- _What to produce_: Give the number of lines that include the string "change", nothing more.

━━━ Data shown

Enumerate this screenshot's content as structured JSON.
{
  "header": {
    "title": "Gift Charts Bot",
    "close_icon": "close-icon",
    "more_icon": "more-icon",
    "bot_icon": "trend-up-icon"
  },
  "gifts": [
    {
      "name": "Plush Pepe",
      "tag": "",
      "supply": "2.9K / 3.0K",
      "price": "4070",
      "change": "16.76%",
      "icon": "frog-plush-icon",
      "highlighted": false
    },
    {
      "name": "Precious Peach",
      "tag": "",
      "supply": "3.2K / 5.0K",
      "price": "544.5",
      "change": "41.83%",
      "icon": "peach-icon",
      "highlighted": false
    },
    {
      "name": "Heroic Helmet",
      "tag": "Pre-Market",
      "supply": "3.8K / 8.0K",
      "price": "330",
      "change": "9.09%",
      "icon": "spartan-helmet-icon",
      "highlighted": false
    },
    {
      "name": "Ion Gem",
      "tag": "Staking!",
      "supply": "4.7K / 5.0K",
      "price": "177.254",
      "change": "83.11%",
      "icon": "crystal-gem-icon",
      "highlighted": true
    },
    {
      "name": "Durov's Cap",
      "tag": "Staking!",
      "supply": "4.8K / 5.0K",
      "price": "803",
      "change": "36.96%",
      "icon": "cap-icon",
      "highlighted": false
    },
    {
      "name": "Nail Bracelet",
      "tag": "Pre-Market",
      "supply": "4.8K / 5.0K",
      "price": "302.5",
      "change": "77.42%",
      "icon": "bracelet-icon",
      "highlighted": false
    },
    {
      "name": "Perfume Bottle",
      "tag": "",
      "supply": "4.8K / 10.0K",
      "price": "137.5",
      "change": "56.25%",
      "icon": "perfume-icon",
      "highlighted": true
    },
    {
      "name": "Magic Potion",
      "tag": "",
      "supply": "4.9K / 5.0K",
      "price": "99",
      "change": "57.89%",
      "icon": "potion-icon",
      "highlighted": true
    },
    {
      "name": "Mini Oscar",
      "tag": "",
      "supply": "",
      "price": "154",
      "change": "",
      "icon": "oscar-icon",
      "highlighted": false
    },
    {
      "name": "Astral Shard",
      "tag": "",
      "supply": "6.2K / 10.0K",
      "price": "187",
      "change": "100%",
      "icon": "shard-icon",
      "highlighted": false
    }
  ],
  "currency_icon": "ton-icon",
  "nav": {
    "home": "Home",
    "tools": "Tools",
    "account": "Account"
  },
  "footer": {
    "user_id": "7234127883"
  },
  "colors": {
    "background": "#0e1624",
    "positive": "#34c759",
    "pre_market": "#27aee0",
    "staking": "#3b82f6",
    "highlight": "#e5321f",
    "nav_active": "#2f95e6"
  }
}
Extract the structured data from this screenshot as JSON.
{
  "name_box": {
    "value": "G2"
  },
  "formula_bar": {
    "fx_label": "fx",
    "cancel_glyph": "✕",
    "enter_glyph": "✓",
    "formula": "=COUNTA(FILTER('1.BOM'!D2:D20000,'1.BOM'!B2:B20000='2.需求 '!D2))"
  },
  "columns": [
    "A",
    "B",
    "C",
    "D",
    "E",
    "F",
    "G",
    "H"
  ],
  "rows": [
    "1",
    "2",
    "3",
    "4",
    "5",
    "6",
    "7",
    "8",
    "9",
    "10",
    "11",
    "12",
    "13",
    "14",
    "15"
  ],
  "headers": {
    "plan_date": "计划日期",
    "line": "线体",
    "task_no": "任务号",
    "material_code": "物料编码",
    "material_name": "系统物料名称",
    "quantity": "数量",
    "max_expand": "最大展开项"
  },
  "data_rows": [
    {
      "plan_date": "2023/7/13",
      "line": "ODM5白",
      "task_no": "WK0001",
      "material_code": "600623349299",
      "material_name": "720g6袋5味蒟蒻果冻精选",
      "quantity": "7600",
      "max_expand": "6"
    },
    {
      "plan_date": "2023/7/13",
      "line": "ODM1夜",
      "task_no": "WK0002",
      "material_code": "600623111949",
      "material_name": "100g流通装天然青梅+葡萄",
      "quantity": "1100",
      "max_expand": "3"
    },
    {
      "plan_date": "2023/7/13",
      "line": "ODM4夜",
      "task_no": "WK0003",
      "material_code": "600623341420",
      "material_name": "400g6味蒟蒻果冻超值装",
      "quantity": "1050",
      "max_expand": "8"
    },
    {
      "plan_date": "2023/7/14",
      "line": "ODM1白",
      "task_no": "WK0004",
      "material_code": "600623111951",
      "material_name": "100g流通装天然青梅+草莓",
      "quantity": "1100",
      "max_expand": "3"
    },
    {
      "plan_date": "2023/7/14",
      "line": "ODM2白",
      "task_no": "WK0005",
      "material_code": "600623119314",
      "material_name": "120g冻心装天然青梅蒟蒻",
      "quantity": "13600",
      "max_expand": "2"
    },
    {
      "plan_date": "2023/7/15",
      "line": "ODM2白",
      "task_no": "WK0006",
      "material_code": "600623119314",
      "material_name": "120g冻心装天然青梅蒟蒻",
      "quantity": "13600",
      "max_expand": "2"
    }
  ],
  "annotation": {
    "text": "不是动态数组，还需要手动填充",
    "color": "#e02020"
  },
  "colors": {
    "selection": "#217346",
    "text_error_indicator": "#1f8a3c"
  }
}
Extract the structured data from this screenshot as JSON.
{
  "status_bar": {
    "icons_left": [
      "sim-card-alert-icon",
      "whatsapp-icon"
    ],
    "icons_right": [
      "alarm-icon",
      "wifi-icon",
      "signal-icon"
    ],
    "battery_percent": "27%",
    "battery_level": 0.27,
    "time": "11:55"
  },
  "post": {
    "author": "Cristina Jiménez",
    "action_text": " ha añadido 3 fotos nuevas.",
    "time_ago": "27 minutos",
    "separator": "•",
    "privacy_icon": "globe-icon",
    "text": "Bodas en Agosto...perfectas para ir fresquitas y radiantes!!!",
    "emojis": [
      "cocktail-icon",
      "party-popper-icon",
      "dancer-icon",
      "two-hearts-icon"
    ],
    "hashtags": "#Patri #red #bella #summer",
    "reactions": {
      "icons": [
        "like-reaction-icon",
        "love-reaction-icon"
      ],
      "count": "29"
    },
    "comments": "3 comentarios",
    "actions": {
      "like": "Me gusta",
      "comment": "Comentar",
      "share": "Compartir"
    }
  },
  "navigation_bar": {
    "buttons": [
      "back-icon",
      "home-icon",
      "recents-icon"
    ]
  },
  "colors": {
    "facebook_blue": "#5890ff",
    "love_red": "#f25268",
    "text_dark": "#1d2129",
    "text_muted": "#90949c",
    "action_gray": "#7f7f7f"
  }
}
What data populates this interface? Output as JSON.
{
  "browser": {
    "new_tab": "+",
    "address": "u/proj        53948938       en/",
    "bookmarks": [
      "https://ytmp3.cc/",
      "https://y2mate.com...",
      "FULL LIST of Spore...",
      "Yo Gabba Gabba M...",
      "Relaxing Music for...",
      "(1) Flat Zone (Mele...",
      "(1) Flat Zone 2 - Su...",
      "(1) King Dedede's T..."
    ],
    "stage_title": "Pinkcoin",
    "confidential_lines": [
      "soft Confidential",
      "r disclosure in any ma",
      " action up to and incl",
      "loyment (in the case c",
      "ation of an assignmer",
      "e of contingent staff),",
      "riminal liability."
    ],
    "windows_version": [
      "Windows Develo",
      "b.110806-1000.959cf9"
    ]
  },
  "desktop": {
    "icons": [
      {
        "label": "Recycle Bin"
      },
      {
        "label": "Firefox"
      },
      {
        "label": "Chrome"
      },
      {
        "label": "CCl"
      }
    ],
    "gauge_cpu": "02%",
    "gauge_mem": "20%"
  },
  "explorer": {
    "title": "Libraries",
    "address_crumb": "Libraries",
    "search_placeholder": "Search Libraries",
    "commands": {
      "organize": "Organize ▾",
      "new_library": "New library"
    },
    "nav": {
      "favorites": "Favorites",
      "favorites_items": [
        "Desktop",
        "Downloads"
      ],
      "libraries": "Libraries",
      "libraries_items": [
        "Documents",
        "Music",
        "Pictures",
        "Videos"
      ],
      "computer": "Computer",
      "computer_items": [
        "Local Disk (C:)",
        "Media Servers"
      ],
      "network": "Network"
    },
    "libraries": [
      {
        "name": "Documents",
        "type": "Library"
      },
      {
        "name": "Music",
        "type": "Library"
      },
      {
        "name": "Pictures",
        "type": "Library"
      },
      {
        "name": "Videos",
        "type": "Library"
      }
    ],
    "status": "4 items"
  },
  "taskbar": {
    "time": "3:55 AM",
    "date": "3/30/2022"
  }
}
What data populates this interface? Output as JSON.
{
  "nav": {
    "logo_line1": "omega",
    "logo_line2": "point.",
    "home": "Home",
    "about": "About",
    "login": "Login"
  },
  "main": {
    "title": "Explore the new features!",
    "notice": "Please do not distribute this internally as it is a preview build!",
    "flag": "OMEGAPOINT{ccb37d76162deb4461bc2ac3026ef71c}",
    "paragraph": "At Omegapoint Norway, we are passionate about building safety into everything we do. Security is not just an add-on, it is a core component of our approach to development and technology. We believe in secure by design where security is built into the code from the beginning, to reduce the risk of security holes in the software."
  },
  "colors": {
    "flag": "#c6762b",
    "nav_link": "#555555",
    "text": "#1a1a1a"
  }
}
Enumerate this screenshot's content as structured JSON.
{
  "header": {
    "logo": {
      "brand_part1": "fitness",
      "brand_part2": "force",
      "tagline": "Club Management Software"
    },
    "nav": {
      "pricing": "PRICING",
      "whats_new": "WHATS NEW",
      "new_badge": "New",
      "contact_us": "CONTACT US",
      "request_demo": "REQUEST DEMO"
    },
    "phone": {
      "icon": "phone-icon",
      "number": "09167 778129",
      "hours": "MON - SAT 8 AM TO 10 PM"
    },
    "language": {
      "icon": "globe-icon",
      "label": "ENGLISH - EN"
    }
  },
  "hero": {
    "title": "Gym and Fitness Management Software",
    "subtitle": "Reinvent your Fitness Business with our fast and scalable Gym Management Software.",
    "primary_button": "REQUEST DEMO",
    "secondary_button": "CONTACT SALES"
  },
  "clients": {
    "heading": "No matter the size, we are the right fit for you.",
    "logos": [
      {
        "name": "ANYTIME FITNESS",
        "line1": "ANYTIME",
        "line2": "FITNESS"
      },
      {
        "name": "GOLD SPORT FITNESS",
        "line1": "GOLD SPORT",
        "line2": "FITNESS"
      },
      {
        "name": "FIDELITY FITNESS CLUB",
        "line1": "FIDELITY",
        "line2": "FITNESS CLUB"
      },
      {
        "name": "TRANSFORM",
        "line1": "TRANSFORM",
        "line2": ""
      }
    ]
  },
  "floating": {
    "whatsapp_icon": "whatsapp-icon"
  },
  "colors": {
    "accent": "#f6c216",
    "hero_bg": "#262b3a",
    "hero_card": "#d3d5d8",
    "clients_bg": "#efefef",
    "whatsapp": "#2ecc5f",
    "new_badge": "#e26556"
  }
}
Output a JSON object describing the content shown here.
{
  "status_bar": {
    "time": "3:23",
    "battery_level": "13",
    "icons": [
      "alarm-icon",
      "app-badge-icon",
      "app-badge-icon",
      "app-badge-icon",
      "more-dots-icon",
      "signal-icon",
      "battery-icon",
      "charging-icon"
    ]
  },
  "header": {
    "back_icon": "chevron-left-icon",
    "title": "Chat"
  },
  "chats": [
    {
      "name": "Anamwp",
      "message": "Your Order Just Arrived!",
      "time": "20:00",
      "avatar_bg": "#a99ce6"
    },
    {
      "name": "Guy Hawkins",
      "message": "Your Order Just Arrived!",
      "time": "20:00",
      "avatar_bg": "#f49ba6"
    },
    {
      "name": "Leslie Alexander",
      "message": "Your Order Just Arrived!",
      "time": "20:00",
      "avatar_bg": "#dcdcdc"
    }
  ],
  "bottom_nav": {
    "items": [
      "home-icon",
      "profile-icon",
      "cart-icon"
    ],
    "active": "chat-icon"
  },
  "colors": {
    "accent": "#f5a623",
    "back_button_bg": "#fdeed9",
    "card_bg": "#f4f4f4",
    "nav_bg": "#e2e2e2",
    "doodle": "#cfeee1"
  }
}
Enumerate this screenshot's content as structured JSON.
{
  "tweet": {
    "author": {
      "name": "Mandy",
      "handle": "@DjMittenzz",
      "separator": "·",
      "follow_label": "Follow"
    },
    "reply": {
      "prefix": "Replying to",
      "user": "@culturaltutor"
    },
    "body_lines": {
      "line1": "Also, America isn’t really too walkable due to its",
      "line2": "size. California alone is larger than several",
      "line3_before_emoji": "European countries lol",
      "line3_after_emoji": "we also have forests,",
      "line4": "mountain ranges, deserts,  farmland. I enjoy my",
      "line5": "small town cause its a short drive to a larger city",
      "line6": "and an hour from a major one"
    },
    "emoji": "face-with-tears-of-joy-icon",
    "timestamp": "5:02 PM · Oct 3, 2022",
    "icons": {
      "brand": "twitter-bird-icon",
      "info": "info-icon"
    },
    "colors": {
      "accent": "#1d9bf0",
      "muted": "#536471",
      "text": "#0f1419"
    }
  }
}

━━━━━━

- _Right answer_: 10